Gather all lines from the material that contain "Price".

────

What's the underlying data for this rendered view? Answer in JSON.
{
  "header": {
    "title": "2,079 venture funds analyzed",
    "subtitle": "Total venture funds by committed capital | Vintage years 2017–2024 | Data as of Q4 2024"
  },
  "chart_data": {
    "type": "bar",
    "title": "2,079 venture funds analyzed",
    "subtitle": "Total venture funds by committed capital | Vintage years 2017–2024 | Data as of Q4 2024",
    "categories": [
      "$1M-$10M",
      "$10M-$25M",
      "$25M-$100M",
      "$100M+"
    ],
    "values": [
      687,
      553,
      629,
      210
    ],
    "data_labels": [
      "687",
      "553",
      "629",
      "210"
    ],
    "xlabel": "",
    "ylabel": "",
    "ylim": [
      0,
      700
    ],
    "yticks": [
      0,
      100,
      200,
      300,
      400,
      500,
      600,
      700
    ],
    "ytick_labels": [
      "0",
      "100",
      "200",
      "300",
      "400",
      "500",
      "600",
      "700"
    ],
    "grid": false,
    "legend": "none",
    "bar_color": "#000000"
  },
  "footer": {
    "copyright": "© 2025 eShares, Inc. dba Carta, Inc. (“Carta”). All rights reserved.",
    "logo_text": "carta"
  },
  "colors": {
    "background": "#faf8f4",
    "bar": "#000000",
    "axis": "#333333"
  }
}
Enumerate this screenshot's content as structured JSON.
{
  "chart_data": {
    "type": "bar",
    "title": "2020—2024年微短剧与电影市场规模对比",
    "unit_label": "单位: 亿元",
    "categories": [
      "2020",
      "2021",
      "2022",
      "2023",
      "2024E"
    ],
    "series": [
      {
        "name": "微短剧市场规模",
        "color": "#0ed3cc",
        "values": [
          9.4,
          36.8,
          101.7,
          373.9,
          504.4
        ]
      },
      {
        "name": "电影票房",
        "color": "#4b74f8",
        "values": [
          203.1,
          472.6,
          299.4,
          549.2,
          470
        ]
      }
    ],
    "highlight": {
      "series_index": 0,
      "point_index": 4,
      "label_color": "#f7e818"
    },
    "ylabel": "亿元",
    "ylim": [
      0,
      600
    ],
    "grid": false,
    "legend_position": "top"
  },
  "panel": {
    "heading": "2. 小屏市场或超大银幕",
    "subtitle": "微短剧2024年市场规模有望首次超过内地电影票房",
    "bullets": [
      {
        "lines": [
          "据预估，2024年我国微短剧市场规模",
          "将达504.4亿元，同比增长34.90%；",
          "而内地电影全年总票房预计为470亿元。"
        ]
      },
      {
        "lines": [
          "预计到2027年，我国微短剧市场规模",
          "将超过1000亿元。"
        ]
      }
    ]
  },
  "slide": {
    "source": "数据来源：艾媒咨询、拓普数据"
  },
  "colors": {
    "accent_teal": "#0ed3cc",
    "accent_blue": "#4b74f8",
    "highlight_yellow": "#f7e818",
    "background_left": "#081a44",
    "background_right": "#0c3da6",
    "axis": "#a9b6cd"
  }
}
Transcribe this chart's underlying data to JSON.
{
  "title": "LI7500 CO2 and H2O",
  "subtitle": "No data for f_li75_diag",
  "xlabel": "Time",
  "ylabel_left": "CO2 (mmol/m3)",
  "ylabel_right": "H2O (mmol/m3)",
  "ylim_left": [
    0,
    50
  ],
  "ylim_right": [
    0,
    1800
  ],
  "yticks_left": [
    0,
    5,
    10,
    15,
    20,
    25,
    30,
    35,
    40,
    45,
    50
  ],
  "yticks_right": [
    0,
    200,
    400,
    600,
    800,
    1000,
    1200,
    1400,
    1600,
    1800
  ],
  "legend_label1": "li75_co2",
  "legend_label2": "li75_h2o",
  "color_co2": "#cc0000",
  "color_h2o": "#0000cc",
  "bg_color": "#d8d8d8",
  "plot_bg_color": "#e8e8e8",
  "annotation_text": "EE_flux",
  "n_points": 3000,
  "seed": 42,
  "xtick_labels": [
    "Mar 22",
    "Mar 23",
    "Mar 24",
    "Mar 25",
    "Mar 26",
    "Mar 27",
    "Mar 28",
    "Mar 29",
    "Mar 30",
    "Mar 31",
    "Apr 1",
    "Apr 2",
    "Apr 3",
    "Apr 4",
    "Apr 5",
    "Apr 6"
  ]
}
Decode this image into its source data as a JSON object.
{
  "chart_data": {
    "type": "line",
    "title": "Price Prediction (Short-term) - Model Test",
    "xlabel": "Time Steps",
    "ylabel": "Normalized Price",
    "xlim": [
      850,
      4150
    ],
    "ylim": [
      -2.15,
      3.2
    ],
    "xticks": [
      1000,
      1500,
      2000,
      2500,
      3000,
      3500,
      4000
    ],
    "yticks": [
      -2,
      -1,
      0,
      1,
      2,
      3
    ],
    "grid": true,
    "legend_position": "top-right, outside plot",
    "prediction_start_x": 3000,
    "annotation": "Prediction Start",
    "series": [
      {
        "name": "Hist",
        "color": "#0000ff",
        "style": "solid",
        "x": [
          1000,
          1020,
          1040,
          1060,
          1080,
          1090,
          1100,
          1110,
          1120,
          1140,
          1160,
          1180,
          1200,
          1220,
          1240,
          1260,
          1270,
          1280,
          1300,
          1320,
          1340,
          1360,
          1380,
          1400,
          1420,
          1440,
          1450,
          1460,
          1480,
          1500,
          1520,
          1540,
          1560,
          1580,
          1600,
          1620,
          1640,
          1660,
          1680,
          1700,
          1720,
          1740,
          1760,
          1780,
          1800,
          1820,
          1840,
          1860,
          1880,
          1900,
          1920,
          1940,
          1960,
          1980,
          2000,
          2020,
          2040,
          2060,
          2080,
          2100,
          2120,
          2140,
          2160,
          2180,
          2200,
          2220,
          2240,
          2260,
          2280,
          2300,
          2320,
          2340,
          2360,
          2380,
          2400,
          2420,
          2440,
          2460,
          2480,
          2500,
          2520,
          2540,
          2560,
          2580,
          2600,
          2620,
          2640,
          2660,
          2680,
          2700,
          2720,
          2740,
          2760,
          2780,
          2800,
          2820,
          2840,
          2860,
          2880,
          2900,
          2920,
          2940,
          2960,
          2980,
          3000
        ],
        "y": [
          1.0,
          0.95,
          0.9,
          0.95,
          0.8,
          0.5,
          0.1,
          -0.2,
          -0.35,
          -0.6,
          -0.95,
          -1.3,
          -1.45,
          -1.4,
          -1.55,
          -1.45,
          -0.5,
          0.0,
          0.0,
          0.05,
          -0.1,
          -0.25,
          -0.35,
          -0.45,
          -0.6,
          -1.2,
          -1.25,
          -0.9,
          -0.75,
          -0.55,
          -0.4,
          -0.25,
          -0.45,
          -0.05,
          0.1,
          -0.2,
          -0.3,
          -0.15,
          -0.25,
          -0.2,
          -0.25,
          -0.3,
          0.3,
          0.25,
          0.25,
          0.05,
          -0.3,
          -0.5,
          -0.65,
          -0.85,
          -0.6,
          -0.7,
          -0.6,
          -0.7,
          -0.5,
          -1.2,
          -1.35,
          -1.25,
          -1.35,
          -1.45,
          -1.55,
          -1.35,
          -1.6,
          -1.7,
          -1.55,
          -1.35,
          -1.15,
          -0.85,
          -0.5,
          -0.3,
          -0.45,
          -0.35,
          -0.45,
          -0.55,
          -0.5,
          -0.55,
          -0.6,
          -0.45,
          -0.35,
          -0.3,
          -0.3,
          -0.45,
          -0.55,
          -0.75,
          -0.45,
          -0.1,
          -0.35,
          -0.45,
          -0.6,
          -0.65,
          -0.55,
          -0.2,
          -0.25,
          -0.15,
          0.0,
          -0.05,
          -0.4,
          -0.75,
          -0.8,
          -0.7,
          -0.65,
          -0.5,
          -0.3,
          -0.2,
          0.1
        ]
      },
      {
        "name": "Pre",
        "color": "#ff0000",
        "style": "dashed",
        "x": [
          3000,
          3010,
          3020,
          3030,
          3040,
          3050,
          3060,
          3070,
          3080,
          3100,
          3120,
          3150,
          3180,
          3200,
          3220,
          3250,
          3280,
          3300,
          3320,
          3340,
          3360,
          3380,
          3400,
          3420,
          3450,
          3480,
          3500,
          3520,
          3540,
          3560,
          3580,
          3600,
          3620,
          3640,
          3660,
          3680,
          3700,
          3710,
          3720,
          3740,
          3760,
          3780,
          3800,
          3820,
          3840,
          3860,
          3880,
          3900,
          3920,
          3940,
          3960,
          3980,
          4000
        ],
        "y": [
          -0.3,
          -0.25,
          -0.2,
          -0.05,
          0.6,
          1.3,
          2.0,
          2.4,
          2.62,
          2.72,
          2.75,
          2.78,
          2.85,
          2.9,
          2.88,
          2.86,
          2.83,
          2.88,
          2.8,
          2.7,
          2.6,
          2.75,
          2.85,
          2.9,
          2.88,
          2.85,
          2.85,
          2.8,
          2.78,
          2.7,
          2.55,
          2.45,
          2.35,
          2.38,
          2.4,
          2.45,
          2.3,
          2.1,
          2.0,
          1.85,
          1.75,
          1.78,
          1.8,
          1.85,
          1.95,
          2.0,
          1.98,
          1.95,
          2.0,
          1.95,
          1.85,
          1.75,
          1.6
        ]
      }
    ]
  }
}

────

» Written solution:
    "title": "Price Prediction (Short-term) - Model Test",
    "ylabel": "Normalized Price",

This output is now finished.